*Records supplied*:
— BEGIN —
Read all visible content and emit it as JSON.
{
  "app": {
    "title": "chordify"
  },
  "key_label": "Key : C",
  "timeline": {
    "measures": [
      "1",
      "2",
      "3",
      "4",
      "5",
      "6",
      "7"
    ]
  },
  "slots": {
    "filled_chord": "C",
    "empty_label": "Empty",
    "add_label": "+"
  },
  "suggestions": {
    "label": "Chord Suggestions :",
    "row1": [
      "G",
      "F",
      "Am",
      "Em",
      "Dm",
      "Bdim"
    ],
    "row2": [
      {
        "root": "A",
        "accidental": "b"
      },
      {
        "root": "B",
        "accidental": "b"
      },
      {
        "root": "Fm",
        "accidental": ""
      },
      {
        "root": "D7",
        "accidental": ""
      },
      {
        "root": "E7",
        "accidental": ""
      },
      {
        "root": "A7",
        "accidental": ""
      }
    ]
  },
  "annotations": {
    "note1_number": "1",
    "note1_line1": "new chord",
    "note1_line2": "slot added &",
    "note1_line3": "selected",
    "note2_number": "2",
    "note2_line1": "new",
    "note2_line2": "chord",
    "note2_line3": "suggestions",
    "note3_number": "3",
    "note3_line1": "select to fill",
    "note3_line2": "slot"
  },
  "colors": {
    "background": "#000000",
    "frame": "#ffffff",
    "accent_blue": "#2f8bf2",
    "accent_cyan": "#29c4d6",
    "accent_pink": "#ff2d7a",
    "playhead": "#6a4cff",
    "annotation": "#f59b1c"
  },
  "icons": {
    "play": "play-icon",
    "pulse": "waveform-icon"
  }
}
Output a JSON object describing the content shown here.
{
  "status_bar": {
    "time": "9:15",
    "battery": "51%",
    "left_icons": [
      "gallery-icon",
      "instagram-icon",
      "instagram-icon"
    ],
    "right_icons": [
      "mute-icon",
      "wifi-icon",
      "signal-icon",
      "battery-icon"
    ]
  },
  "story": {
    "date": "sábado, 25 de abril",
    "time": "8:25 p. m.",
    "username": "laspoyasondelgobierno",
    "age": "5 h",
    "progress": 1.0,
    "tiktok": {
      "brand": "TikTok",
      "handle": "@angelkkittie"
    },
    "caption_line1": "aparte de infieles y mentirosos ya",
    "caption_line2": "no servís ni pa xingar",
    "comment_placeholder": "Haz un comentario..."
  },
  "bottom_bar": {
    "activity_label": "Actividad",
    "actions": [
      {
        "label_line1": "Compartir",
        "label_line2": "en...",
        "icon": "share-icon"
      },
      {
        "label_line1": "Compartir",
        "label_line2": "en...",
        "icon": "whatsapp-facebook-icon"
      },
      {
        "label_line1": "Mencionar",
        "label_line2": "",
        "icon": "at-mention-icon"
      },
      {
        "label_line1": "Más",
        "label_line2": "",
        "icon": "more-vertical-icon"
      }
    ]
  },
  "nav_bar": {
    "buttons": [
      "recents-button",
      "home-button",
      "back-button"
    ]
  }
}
— END —
*Short exercise*: Determine the number of lines in the listing that hold the word "JSON", and supply that number and nothing further.

*Solution*: 2